Task description: Reproduce the listing exactly, with no pictures in your copy.

'''

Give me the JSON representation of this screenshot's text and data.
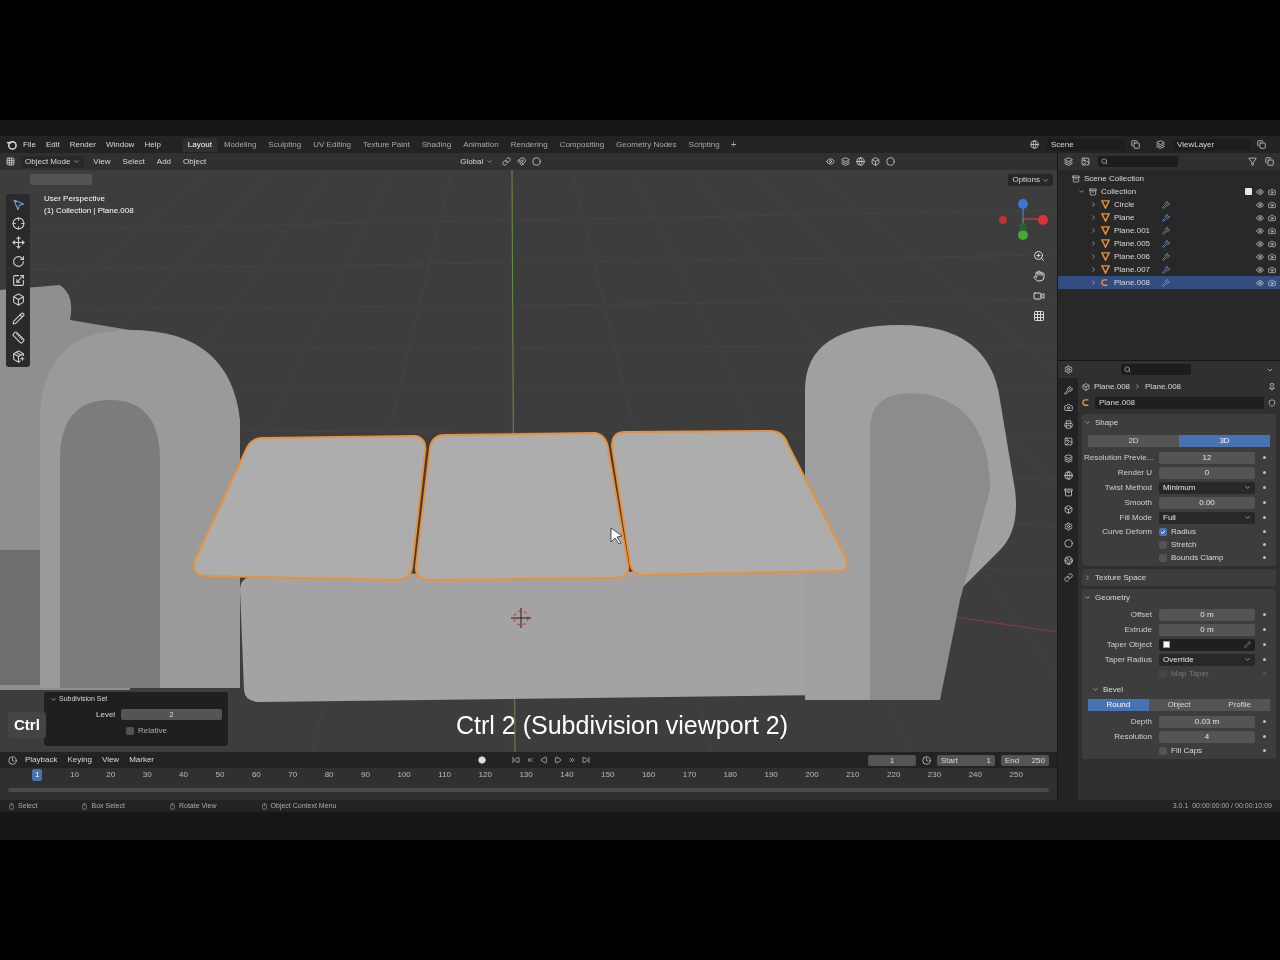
{
  "topbar": {
    "menus": [
      "File",
      "Edit",
      "Render",
      "Window",
      "Help"
    ],
    "workspaces": [
      {
        "label": "Layout",
        "selected": true
      },
      {
        "label": "Modeling",
        "selected": false
      },
      {
        "label": "Sculpting",
        "selected": false
      },
      {
        "label": "UV Editing",
        "selected": false
      },
      {
        "label": "Texture Paint",
        "selected": false
      },
      {
        "label": "Shading",
        "selected": false
      },
      {
        "label": "Animation",
        "selected": false
      },
      {
        "label": "Rendering",
        "selected": false
      },
      {
        "label": "Compositing",
        "selected": false
      },
      {
        "label": "Geometry Nodes",
        "selected": false
      },
      {
        "label": "Scripting",
        "selected": false
      }
    ],
    "add_tab": "+",
    "scene": "Scene",
    "view_layer": "ViewLayer"
  },
  "viewport": {
    "mode": "Object Mode",
    "menus": [
      "View",
      "Select",
      "Add",
      "Object"
    ],
    "orientation": "Global",
    "options": "Options",
    "overlay_title": "User Perspective",
    "overlay_subtitle": "(1) Collection | Plane.008",
    "key": "Ctrl",
    "caption": "Ctrl 2 (Subdivision viewport 2)",
    "operator_panel": {
      "title": "Subdivision Set",
      "level_label": "Level",
      "level": "2",
      "relative_label": "Relative",
      "relative": false
    }
  },
  "outliner": {
    "root": "Scene Collection",
    "collection": {
      "label": "Collection",
      "checked": true,
      "expanded": true,
      "children": [
        {
          "label": "Circle",
          "kind": "mesh",
          "selected": false
        },
        {
          "label": "Plane",
          "kind": "mesh",
          "selected": false
        },
        {
          "label": "Plane.001",
          "kind": "mesh",
          "selected": false
        },
        {
          "label": "Plane.005",
          "kind": "mesh",
          "selected": false
        },
        {
          "label": "Plane.006",
          "kind": "mesh",
          "selected": false
        },
        {
          "label": "Plane.007",
          "kind": "mesh",
          "selected": false
        },
        {
          "label": "Plane.008",
          "kind": "curve",
          "selected": true
        }
      ]
    }
  },
  "properties": {
    "breadcrumb": [
      "Plane.008",
      "Plane.008"
    ],
    "data_name": "Plane.008",
    "sections": [
      {
        "title": "Shape",
        "expanded": true,
        "segments": [
          {
            "label": "2D",
            "selected": false
          },
          {
            "label": "3D",
            "selected": true
          }
        ],
        "rows": [
          {
            "kind": "number",
            "label": "Resolution Previe...",
            "value": "12"
          },
          {
            "kind": "number",
            "label": "Render U",
            "value": "0"
          },
          {
            "kind": "dropdown",
            "label": "Twist Method",
            "value": "Minimum"
          },
          {
            "kind": "number",
            "label": "Smooth",
            "value": "0.00"
          },
          {
            "kind": "dropdown",
            "label": "Fill Mode",
            "value": "Full"
          },
          {
            "kind": "checkbox",
            "label": "Curve Deform",
            "text": "Radius",
            "checked": true,
            "disabled": false
          },
          {
            "kind": "checkbox",
            "text": "Stretch",
            "checked": false,
            "disabled": false
          },
          {
            "kind": "checkbox",
            "text": "Bounds Clamp",
            "checked": false,
            "disabled": false
          }
        ]
      },
      {
        "title": "Texture Space",
        "expanded": false
      },
      {
        "title": "Geometry",
        "expanded": true,
        "rows": [
          {
            "kind": "number",
            "label": "Offset",
            "value": "0 m"
          },
          {
            "kind": "number",
            "label": "Extrude",
            "value": "0 m"
          },
          {
            "kind": "object",
            "label": "Taper Object"
          },
          {
            "kind": "dropdown",
            "label": "Taper Radius",
            "value": "Override"
          },
          {
            "kind": "checkbox",
            "text": "Map Taper",
            "checked": false,
            "disabled": true
          }
        ],
        "subsection": {
          "title": "Bevel",
          "expanded": true,
          "segments": [
            {
              "label": "Round",
              "selected": true
            },
            {
              "label": "Object",
              "selected": false
            },
            {
              "label": "Profile",
              "selected": false
            }
          ],
          "rows": [
            {
              "kind": "number",
              "label": "Depth",
              "value": "0.03 m"
            },
            {
              "kind": "number",
              "label": "Resolution",
              "value": "4"
            },
            {
              "kind": "checkbox",
              "text": "Fill Caps",
              "checked": false,
              "disabled": false
            }
          ]
        }
      }
    ]
  },
  "timeline": {
    "menus": [
      "Playback",
      "Keying",
      "View",
      "Marker"
    ],
    "current_frame": "1",
    "start_label": "Start",
    "start": "1",
    "end_label": "End",
    "end": "250",
    "ticks": [
      {
        "label": "1",
        "selected": true
      },
      {
        "label": "10",
        "selected": false
      },
      {
        "label": "20",
        "selected": false
      },
      {
        "label": "30",
        "selected": false
      },
      {
        "label": "40",
        "selected": false
      },
      {
        "label": "50",
        "selected": false
      },
      {
        "label": "60",
        "selected": false
      },
      {
        "label": "70",
        "selected": false
      },
      {
        "label": "80",
        "selected": false
      },
      {
        "label": "90",
        "selected": false
      },
      {
        "label": "100",
        "selected": false
      },
      {
        "label": "110",
        "selected": false
      },
      {
        "label": "120",
        "selected": false
      },
      {
        "label": "130",
        "selected": false
      },
      {
        "label": "140",
        "selected": false
      },
      {
        "label": "150",
        "selected": false
      },
      {
        "label": "160",
        "selected": false
      },
      {
        "label": "170",
        "selected": false
      },
      {
        "label": "180",
        "selected": false
      },
      {
        "label": "190",
        "selected": false
      },
      {
        "label": "200",
        "selected": false
      },
      {
        "label": "210",
        "selected": false
      },
      {
        "label": "220",
        "selected": false
      },
      {
        "label": "230",
        "selected": false
      },
      {
        "label": "240",
        "selected": false
      },
      {
        "label": "250",
        "selected": false
      }
    ]
  },
  "status_bar": {
    "items": [
      "Select",
      "Box Select",
      "Rotate View",
      "Object Context Menu"
    ],
    "version": "3.0.1  00:00:00:00 / 00:00:10:09"
  }
}
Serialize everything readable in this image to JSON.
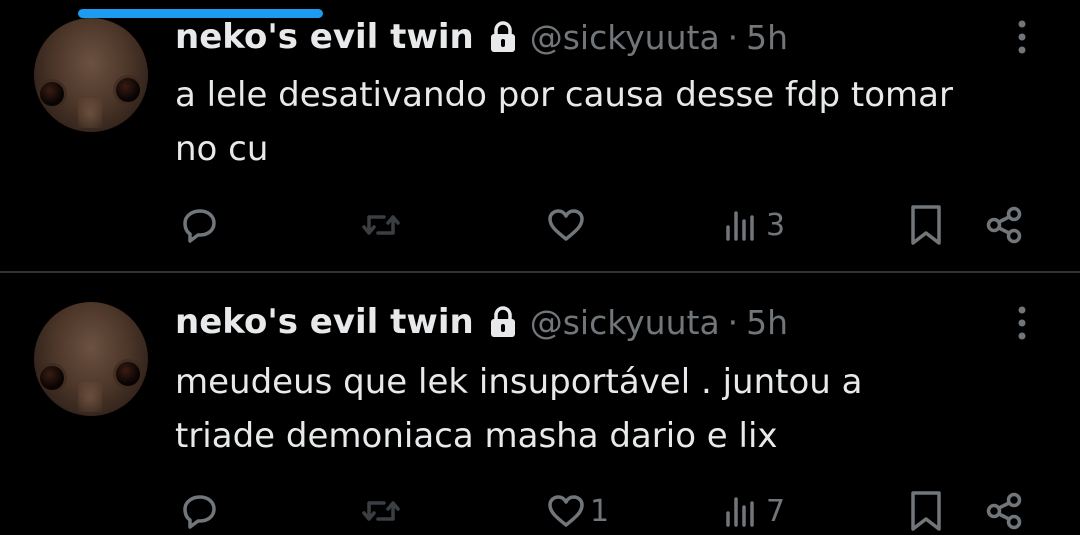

'''

Answer for the task:
Give me the JSON representation of this screenshot's text and data.
{
  "topbar": {
    "menus": [
      "File",
      "Edit",
      "Render",
      "Window",
      "Help"
    ],
    "workspaces": [
      {
        "label": "Layout",
        "selected": true
      },
      {
        "label": "Modeling",
        "selected": false
      },
      {
        "label": "Sculpting",
        "selected": false
      },
      {
        "label": "UV Editing",
        "selected": false
      },
      {
        "label": "Texture Paint",
        "selected": false
      },
      {
        "label": "Shading",
        "selected": false
      },
      {
        "label": "Animation",
        "selected": false
      },
      {
        "label": "Rendering",
        "selected": false
      },
      {
        "label": "Compositing",
        "selected": false
      },
      {
        "label": "Geometry Nodes",
        "selected": false
      },
      {
        "label": "Scripting",
        "selected": false
      }
    ],
    "add_tab": "+",
    "scene": "Scene",
    "view_layer": "ViewLayer"
  },
  "viewport": {
    "mode": "Object Mode",
    "menus": [
      "View",
      "Select",
      "Add",
      "Object"
    ],
    "orientation": "Global",
    "options": "Options",
    "overlay_title": "User Perspective",
    "overlay_subtitle": "(1) Collection | Plane.008",
    "key": "Ctrl",
    "caption": "Ctrl 2 (Subdivision viewport 2)",
    "operator_panel": {
      "title": "Subdivision Set",
      "level_label": "Level",
      "level": "2",
      "relative_label": "Relative",
      "relative": false
    }
  },
  "outliner": {
    "root": "Scene Collection",
    "collection": {
      "label": "Collection",
      "checked": true,
      "expanded": true,
      "children": [
        {
          "label": "Circle",
          "kind": "mesh",
          "selected": false
        },
        {
          "label": "Plane",
          "kind": "mesh",
          "selected": false
        },
        {
          "label": "Plane.001",
          "kind": "mesh",
          "selected": false
        },
        {
          "label": "Plane.005",
          "kind": "mesh",
          "selected": false
        },
        {
          "label": "Plane.006",
          "kind": "mesh",
          "selected": false
        },
        {
          "label": "Plane.007",
          "kind": "mesh",
          "selected": false
        },
        {
          "label": "Plane.008",
          "kind": "curve",
          "selected": true
        }
      ]
    }
  },
  "properties": {
    "breadcrumb": [
      "Plane.008",
      "Plane.008"
    ],
    "data_name": "Plane.008",
    "sections": [
      {
        "title": "Shape",
        "expanded": true,
        "segments": [
          {
            "label": "2D",
            "selected": false
          },
          {
            "label": "3D",
            "selected": true
          }
        ],
        "rows": [
          {
            "kind": "number",
            "label": "Resolution Previe...",
            "value": "12"
          },
          {
            "kind": "number",
            "label": "Render U",
            "value": "0"
          },
          {
            "kind": "dropdown",
            "label": "Twist Method",
            "value": "Minimum"
          },
          {
            "kind": "number",
            "label": "Smooth",
            "value": "0.00"
          },
          {
            "kind": "dropdown",
            "label": "Fill Mode",
            "value": "Full"
          },
          {
            "kind": "checkbox",
            "label": "Curve Deform",
            "text": "Radius",
            "checked": true,
            "disabled": false
          },
          {
            "kind": "checkbox",
            "text": "Stretch",
            "checked": false,
            "disabled": false
          },
          {
            "kind": "checkbox",
            "text": "Bounds Clamp",
            "checked": false,
            "disabled": false
          }
        ]
      },
      {
        "title": "Texture Space",
        "expanded": false
      },
      {
        "title": "Geometry",
        "expanded": true,
        "rows": [
          {
            "kind": "number",
            "label": "Offset",
            "value": "0 m"
          },
          {
            "kind": "number",
            "label": "Extrude",
            "value": "0 m"
          },
          {
            "kind": "object",
            "label": "Taper Object"
          },
          {
            "kind": "dropdown",
            "label": "Taper Radius",
            "value": "Override"
          },
          {
            "kind": "checkbox",
            "text": "Map Taper",
            "checked": false,
            "disabled": true
          }
        ],
        "subsection": {
          "title": "Bevel",
          "expanded": true,
          "segments": [
            {
              "label": "Round",
              "selected": true
            },
            {
              "label": "Object",
              "selected": false
            },
            {
              "label": "Profile",
              "selected": false
            }
          ],
          "rows": [
            {
              "kind": "number",
              "label": "Depth",
              "value": "0.03 m"
            },
            {
              "kind": "number",
              "label": "Resolution",
              "value": "4"
            },
            {
              "kind": "checkbox",
              "text": "Fill Caps",
              "checked": false,
              "disabled": false
            }
          ]
        }
      }
    ]
  },
  "timeline": {
    "menus": [
      "Playback",
      "Keying",
      "View",
      "Marker"
    ],
    "current_frame": "1",
    "start_label": "Start",
    "start": "1",
    "end_label": "End",
    "end": "250",
    "ticks": [
      {
        "label": "1",
        "selected": true
      },
      {
        "label": "10",
        "selected": false
      },
      {
        "label": "20",
        "selected": false
      },
      {
        "label": "30",
        "selected": false
      },
      {
        "label": "40",
        "selected": false
      },
      {
        "label": "50",
        "selected": false
      },
      {
        "label": "60",
        "selected": false
      },
      {
        "label": "70",
        "selected": false
      },
      {
        "label": "80",
        "selected": false
      },
      {
        "label": "90",
        "selected": false
      },
      {
        "label": "100",
        "selected": false
      },
      {
        "label": "110",
        "selected": false
      },
      {
        "label": "120",
        "selected": false
      },
      {
        "label": "130",
        "selected": false
      },
      {
        "label": "140",
        "selected": false
      },
      {
        "label": "150",
        "selected": false
      },
      {
        "label": "160",
        "selected": false
      },
      {
        "label": "170",
        "selected": false
      },
      {
        "label": "180",
        "selected": false
      },
      {
        "label": "190",
        "selected": false
      },
      {
        "label": "200",
        "selected": false
      },
      {
        "label": "210",
        "selected": false
      },
      {
        "label": "220",
        "selected": false
      },
      {
        "label": "230",
        "selected": false
      },
      {
        "label": "240",
        "selected": false
      },
      {
        "label": "250",
        "selected": false
      }
    ]
  },
  "status_bar": {
    "items": [
      "Select",
      "Box Select",
      "Rotate View",
      "Object Context Menu"
    ],
    "version": "3.0.1  00:00:00:00 / 00:00:10:09"
  }
}
Serialize everything readable in this image to JSON.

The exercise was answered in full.